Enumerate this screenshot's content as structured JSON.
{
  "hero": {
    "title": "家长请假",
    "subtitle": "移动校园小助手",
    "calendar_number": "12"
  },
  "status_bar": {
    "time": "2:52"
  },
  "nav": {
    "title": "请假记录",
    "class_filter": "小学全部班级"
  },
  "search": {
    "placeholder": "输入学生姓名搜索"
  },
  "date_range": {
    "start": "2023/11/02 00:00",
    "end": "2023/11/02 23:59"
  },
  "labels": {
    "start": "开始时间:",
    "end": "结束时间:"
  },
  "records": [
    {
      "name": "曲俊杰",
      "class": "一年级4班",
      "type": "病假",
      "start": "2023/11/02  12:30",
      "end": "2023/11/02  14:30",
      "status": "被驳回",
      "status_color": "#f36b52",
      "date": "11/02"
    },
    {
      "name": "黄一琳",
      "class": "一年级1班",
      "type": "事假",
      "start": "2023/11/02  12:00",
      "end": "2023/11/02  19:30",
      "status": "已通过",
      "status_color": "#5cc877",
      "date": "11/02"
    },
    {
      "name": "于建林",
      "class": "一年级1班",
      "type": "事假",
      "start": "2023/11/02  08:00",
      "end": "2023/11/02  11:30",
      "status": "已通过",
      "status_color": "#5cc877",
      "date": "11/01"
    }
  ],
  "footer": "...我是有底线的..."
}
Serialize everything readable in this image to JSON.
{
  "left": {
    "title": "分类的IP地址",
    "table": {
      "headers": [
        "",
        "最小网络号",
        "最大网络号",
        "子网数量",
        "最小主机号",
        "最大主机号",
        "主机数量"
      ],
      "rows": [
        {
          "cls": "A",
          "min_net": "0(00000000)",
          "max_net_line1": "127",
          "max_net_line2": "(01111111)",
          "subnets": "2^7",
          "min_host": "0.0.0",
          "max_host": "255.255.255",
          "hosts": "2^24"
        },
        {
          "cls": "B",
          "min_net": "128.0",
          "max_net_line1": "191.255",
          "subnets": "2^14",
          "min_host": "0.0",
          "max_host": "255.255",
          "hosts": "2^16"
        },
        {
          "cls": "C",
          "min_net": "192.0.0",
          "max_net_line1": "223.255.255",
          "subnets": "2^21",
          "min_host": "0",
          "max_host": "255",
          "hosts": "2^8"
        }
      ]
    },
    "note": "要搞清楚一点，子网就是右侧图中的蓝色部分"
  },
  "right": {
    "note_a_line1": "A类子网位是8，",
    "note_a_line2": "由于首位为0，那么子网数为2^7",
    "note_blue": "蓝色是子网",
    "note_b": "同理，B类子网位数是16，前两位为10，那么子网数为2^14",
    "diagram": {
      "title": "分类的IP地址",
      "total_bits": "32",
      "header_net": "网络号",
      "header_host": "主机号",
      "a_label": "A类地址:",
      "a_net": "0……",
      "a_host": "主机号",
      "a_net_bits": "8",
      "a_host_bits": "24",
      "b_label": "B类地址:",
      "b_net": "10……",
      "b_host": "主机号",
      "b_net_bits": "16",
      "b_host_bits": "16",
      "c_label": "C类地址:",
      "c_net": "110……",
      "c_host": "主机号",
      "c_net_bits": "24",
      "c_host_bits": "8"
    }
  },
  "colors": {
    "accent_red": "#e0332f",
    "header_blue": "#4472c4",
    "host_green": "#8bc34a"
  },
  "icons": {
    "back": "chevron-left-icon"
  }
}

···

Write out every line of the listing that holds the word "JSON".

* **TASK SOLUTION**
Enumerate this screenshot's content as structured JSON.
Serialize everything readable in this image to JSON.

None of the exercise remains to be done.